Being a widow at 50 was not something international music superstar Celine Dion ever planned for.

While she continues to grieve the death of her husband and manager — “the greatest man in this world,” she tells The Sun — something unexpected and inspiring has happened to the My Heart Will Go On singer.

She has found, as she puts it, “the wind beneath my wings” to become an unlikely fashion icon and fearless businesswoman, willing to take risks she never would have when her husband was in charge.

“It’s all new. It’s like I’m having a second wind — 50 has been great for me.”

Just don’t suggest a toyboy lover has trampled all over the memory of Rene Angelil — who discovered Dion when she was 12 years old, became the only man she ever kissed and then left her devastated three years ago when he died of cancer, aged 73.

For the last two years Dion has been accompanied almost everywhere by dancer Pepe Munoz, with many hints of a new romance.

Dion has finally addressed rumours of a romance.

“The press said, ‘Oh my God, Rene just passed and now there’s another man’.

“Yeah, there’s another man in my life but not THE man in my life.”

Dion is concerned the attention is “difficult” for Munoz, 34.

“It was probably overwhelming for him at the beginning when we started working together because we were dancing together,” Dion recalls in the interview.

“We bonded right away as friends, we had a good time. It evolved.

“But when people started to take pictures and it was like, ‘Who’s that guy? Rene?’” With the slightest hint of anger in her voice, she adds: “Let’s not mix everything.”

She takes Munoz with her all the time, she counters, because he helps to style and train her so she is in the best shape. She adds: “We’re friends, we’re best friends. Of course we hug and hold hands and go out, so people see that. I mean, he’s a gentleman. He’s giving me his hand to go out.”

However, she says she is not angry at the romance rumours.

“I don’t mind because he’s handsome and he’s my best friend.”

Asked if she is still single, Dion replies “I am”.

“By the way, when I say, ‘I am single,’ please, leave me alone. Thanks.”

Dion says she sees her dead husband “every day through the eyes of my children.”

“He gave me so much strength through all these years. And so much for me to explore, for me now to spread my wings,” she said. “The maturity that comes with age and time.”

It is now up to Dion to make the tough decisions — for her career and, most importantly, her children.

“I feel that now I have a voice, which is kinda weird as that’s what I’ve been doing all my life — using my voice, but in singing and performing.

“But I use my voice as well for things that I choose I want to do and things that I say to my team I don’t want to do. I feel that I am grown up enough to say, ‘I think I would rather do this than that’.

“I’m not playing 50. I’m not playing that, ‘I’m the boss now’. I don’t want to do that. I don’t necessarily want to be the boss.

“I just want to be the best of me and be surrounded — like my husband always surrounded me with — the best people.”

#### [Brief A]
In the article about Celine Dion, at what age did Rene Angelil die?
#### [Brief B]
Please say whether each statement agrees with the article about Celine Dion, giving yes or no and quoting the deciding words: (i) Rene Angelil discovered Dion when she was 12. (ii) Dion says she is angry about the romance rumors. (iii) Pepe Munoz is a dancer.

(Recorded data)
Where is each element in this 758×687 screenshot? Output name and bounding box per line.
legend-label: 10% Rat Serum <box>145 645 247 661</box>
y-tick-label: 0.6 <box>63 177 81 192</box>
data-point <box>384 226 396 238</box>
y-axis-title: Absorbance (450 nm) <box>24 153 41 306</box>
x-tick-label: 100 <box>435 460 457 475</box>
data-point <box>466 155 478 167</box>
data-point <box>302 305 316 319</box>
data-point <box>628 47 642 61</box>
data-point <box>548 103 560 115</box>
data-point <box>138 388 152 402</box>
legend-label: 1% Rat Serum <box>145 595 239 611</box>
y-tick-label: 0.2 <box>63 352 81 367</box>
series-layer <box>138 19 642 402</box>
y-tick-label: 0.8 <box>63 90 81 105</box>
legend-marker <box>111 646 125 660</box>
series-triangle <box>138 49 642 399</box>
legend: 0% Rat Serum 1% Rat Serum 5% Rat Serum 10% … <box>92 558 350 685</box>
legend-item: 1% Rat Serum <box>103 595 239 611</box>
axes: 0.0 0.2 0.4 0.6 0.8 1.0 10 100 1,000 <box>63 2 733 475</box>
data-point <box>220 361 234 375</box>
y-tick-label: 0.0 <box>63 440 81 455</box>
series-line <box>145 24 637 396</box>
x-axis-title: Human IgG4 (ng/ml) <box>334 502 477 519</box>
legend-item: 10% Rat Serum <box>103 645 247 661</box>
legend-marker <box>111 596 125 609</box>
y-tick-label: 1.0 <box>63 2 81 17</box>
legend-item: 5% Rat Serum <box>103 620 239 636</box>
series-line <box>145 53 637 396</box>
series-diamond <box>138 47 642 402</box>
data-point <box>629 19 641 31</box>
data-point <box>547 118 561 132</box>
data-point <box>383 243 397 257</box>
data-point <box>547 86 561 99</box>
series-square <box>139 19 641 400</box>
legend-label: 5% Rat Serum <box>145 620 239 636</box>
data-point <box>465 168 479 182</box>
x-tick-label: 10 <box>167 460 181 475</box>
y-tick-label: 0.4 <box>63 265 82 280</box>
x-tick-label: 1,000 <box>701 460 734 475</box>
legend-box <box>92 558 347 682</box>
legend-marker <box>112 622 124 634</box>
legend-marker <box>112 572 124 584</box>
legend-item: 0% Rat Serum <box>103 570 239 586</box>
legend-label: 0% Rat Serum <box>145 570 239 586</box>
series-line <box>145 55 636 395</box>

#### [Answer space A]
He died at 73.

#### [Answer space B]
(i) Yes: "who discovered Dion when she was 12 years old"
(ii) No: "she says she is not angry at the romance rumours"
(iii) Yes: "dancer Pepe Munoz"